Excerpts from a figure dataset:
* * * * * * * * *
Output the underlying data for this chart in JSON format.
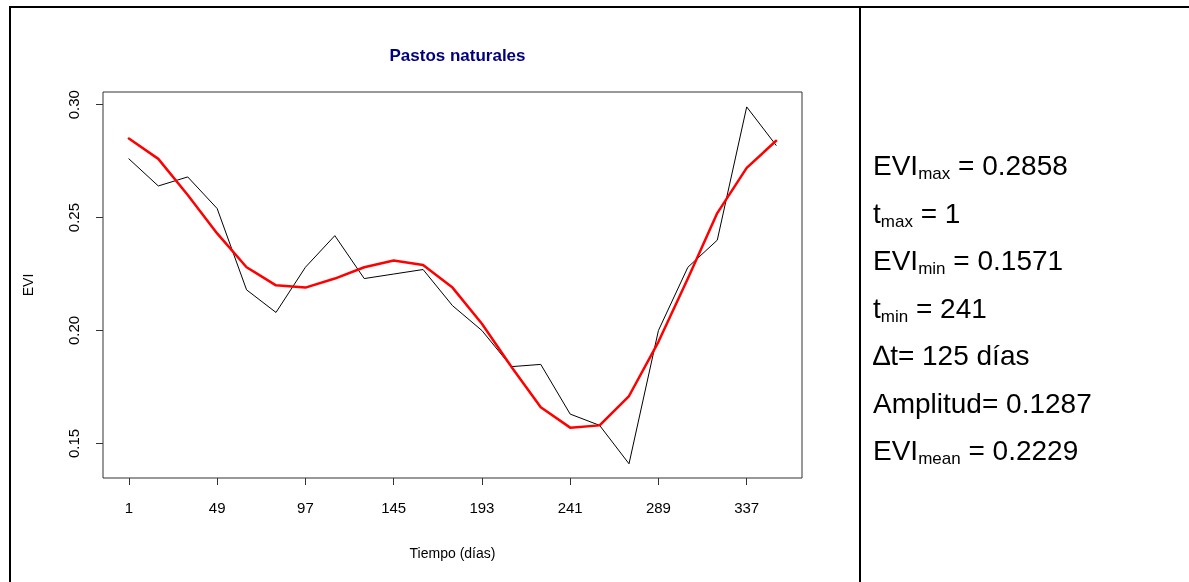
{
  "chart_data": {
    "type": "line",
    "title": "Pastos naturales",
    "xlabel": "Tiempo (días)",
    "ylabel": "EVI",
    "x": [
      1,
      17,
      33,
      49,
      65,
      81,
      97,
      113,
      129,
      145,
      161,
      177,
      193,
      209,
      225,
      241,
      257,
      273,
      289,
      305,
      321,
      337,
      353
    ],
    "series": [
      {
        "color": "#000000",
        "values": [
          0.276,
          0.264,
          0.268,
          0.254,
          0.218,
          0.208,
          0.228,
          0.242,
          0.223,
          0.225,
          0.227,
          0.211,
          0.2,
          0.184,
          0.185,
          0.163,
          0.158,
          0.141,
          0.2,
          0.228,
          0.24,
          0.299,
          0.282
        ]
      },
      {
        "color": "#ff0000",
        "values": [
          0.285,
          0.276,
          0.26,
          0.243,
          0.228,
          0.22,
          0.219,
          0.223,
          0.228,
          0.231,
          0.229,
          0.219,
          0.203,
          0.184,
          0.166,
          0.157,
          0.158,
          0.171,
          0.195,
          0.223,
          0.252,
          0.272,
          0.284
        ]
      }
    ],
    "xlim": [
      -13.08,
      367.08
    ],
    "xticks": [
      1,
      49,
      97,
      145,
      193,
      241,
      289,
      337
    ],
    "ylim": [
      0.1347,
      0.3056
    ],
    "yticks": [
      {
        "value": 0.15,
        "label": "0.15"
      },
      {
        "value": 0.2,
        "label": "0.20"
      },
      {
        "value": 0.25,
        "label": "0.25"
      },
      {
        "value": 0.3,
        "label": "0.30"
      }
    ],
    "grid": false,
    "marker": "none",
    "line_style": "solid",
    "annotations": [
      "EVI$_{max}$ = 0.2858",
      "t$_{max}$ = 1",
      "EVI$_{min}$ = 0.1571",
      "t$_{min}$ = 241",
      "∆t= 125 días",
      "Amplitud= 0.1287",
      "EVI$_{mean}$ = 0.2229"
    ]
  }
}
* * * * * * * * *
TASK STATEMENT
Extract the entries in full, exactly as they are, minus the pictures.

SOLUTION TO THE PROBLEM
Output the underlying data for this chart in JSON format.
{
  "chart_data": {
    "type": "line",
    "title": "Pastos naturales",
    "xlabel": "Tiempo (días)",
    "ylabel": "EVI",
    "x": [
      1,
      17,
      33,
      49,
      65,
      81,
      97,
      113,
      129,
      145,
      161,
      177,
      193,
      209,
      225,
      241,
      257,
      273,
      289,
      305,
      321,
      337,
      353
    ],
    "series": [
      {
        "color": "#000000",
        "values": [
          0.276,
          0.264,
          0.268,
          0.254,
          0.218,
          0.208,
          0.228,
          0.242,
          0.223,
          0.225,
          0.227,
          0.211,
          0.2,
          0.184,
          0.185,
          0.163,
          0.158,
          0.141,
          0.2,
          0.228,
          0.24,
          0.299,
          0.282
        ]
      },
      {
        "color": "#ff0000",
        "values": [
          0.285,
          0.276,
          0.26,
          0.243,
          0.228,
          0.22,
          0.219,
          0.223,
          0.228,
          0.231,
          0.229,
          0.219,
          0.203,
          0.184,
          0.166,
          0.157,
          0.158,
          0.171,
          0.195,
          0.223,
          0.252,
          0.272,
          0.284
        ]
      }
    ],
    "xlim": [
      -13.08,
      367.08
    ],
    "xticks": [
      1,
      49,
      97,
      145,
      193,
      241,
      289,
      337
    ],
    "ylim": [
      0.1347,
      0.3056
    ],
    "yticks": [
      {
        "value": 0.15,
        "label": "0.15"
      },
      {
        "value": 0.2,
        "label": "0.20"
      },
      {
        "value": 0.25,
        "label": "0.25"
      },
      {
        "value": 0.3,
        "label": "0.30"
      }
    ],
    "grid": false,
    "marker": "none",
    "line_style": "solid",
    "annotations": [
      "EVI$_{max}$ = 0.2858",
      "t$_{max}$ = 1",
      "EVI$_{min}$ = 0.1571",
      "t$_{min}$ = 241",
      "∆t= 125 días",
      "Amplitud= 0.1287",
      "EVI$_{mean}$ = 0.2229"
    ]
  }
}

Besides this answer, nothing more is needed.